From the listing below, pick out each line with the word "this".
───── Stored records
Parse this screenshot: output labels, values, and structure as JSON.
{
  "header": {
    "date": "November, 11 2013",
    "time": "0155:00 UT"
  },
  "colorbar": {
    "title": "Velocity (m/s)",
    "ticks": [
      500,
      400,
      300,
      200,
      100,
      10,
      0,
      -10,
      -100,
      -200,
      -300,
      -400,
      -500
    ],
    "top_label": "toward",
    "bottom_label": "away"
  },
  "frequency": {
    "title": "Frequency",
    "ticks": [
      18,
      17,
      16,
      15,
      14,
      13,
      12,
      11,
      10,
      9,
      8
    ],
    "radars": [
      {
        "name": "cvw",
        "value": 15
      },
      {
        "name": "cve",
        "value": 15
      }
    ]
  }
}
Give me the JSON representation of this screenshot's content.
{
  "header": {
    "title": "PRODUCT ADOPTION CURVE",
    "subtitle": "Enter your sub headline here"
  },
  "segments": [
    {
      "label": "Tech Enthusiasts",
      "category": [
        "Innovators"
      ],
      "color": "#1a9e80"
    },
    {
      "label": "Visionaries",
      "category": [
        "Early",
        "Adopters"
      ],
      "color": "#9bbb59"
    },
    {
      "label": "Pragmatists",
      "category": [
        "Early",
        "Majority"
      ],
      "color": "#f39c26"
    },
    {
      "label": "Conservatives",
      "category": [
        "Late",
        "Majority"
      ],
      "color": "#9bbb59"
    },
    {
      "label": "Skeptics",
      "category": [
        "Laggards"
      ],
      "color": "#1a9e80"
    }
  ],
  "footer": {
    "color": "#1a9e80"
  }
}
──────────
▶ Exercise result
Parse this screenshot: output labels, values, and structure as JSON.
Give me the JSON representation of this screenshot's content.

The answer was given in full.